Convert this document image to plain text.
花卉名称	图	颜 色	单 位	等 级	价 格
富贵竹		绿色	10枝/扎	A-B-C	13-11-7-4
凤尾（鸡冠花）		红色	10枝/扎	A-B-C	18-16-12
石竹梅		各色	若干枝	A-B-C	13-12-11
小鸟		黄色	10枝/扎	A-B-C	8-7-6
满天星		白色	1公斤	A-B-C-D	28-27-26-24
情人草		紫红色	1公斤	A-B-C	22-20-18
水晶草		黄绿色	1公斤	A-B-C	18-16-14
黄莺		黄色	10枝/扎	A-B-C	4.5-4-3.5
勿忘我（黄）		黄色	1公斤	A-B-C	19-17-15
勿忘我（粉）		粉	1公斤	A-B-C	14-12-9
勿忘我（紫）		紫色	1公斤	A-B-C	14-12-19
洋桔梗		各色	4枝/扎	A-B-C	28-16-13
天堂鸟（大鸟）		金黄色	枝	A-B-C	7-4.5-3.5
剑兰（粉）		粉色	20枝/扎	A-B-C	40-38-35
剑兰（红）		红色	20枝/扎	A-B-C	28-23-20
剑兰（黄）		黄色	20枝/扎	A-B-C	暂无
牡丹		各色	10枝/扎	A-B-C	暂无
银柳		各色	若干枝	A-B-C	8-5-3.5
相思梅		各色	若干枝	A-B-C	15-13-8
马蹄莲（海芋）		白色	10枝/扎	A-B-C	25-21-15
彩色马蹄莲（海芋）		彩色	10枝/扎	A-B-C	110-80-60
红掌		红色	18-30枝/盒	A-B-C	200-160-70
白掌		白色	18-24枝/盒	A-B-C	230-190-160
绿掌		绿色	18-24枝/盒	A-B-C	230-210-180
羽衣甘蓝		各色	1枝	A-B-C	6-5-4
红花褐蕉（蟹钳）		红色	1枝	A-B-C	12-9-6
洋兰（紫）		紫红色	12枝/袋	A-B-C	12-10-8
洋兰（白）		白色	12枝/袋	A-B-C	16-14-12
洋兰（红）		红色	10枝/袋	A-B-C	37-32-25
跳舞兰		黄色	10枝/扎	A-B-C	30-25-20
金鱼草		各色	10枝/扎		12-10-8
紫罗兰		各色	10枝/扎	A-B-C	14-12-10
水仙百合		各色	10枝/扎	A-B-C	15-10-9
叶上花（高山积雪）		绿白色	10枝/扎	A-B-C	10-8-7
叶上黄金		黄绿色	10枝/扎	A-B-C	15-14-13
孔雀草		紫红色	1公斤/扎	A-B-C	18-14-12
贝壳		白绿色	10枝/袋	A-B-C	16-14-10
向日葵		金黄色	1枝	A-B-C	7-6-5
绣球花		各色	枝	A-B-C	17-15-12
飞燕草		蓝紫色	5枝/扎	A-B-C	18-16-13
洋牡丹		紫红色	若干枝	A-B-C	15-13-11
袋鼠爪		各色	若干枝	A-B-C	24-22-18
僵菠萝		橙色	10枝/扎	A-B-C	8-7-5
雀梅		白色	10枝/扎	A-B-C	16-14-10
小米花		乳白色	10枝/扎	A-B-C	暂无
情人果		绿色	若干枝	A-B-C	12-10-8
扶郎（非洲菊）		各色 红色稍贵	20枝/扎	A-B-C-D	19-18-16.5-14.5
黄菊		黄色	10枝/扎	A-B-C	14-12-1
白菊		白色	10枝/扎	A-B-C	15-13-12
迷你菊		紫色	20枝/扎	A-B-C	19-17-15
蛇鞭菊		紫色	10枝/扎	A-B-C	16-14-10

# # # # #

:: PROBLEM TO WORK ON ::
Retype the whole listing above exactly.

:: RESULT OF THE EXERCISE ::
Convert this document image to plain text.
花卉名称	图	颜 色	单 位	等 级	价 格
富贵竹		绿色	10枝/扎	A-B-C	13-11-7-4
凤尾（鸡冠花）		红色	10枝/扎	A-B-C	18-16-12
石竹梅		各色	若干枝	A-B-C	13-12-11
小鸟		黄色	10枝/扎	A-B-C	8-7-6
满天星		白色	1公斤	A-B-C-D	28-27-26-24
情人草		紫红色	1公斤	A-B-C	22-20-18
水晶草		黄绿色	1公斤	A-B-C	18-16-14
黄莺		黄色	10枝/扎	A-B-C	4.5-4-3.5
勿忘我（黄）		黄色	1公斤	A-B-C	19-17-15
勿忘我（粉）		粉	1公斤	A-B-C	14-12-9
勿忘我（紫）		紫色	1公斤	A-B-C	14-12-19
洋桔梗		各色	4枝/扎	A-B-C	28-16-13
天堂鸟（大鸟）		金黄色	枝	A-B-C	7-4.5-3.5
剑兰（粉）		粉色	20枝/扎	A-B-C	40-38-35
剑兰（红）		红色	20枝/扎	A-B-C	28-23-20
剑兰（黄）		黄色	20枝/扎	A-B-C	暂无
牡丹		各色	10枝/扎	A-B-C	暂无
银柳		各色	若干枝	A-B-C	8-5-3.5
相思梅		各色	若干枝	A-B-C	15-13-8
马蹄莲（海芋）		白色	10枝/扎	A-B-C	25-21-15
彩色马蹄莲（海芋）		彩色	10枝/扎	A-B-C	110-80-60
红掌		红色	18-30枝/盒	A-B-C	200-160-70
白掌		白色	18-24枝/盒	A-B-C	230-190-160
绿掌		绿色	18-24枝/盒	A-B-C	230-210-180
羽衣甘蓝		各色	1枝	A-B-C	6-5-4
红花褐蕉（蟹钳）		红色	1枝	A-B-C	12-9-6
洋兰（紫）		紫红色	12枝/袋	A-B-C	12-10-8
洋兰（白）		白色	12枝/袋	A-B-C	16-14-12
洋兰（红）		红色	10枝/袋	A-B-C	37-32-25
跳舞兰		黄色	10枝/扎	A-B-C	30-25-20
金鱼草		各色	10枝/扎		12-10-8
紫罗兰		各色	10枝/扎	A-B-C	14-12-10
水仙百合		各色	10枝/扎	A-B-C	15-10-9
叶上花（高山积雪）		绿白色	10枝/扎	A-B-C	10-8-7
叶上黄金		黄绿色	10枝/扎	A-B-C	15-14-13
孔雀草		紫红色	1公斤/扎	A-B-C	18-14-12
贝壳		白绿色	10枝/袋	A-B-C	16-14-10
向日葵		金黄色	1枝	A-B-C	7-6-5
绣球花		各色	枝	A-B-C	17-15-12
飞燕草		蓝紫色	5枝/扎	A-B-C	18-16-13
洋牡丹		紫红色	若干枝	A-B-C	15-13-11
袋鼠爪		各色	若干枝	A-B-C	24-22-18
僵菠萝		橙色	10枝/扎	A-B-C	8-7-5
雀梅		白色	10枝/扎	A-B-C	16-14-10
小米花		乳白色	10枝/扎	A-B-C	暂无
情人果		绿色	若干枝	A-B-C	12-10-8
扶郎（非洲菊）		各色 红色稍贵	20枝/扎	A-B-C-D	19-18-16.5-14.5
黄菊		黄色	10枝/扎	A-B-C	14-12-1
白菊		白色	10枝/扎	A-B-C	15-13-12
迷你菊		紫色	20枝/扎	A-B-C	19-17-15
蛇鞭菊		紫色	10枝/扎	A-B-C	16-14-10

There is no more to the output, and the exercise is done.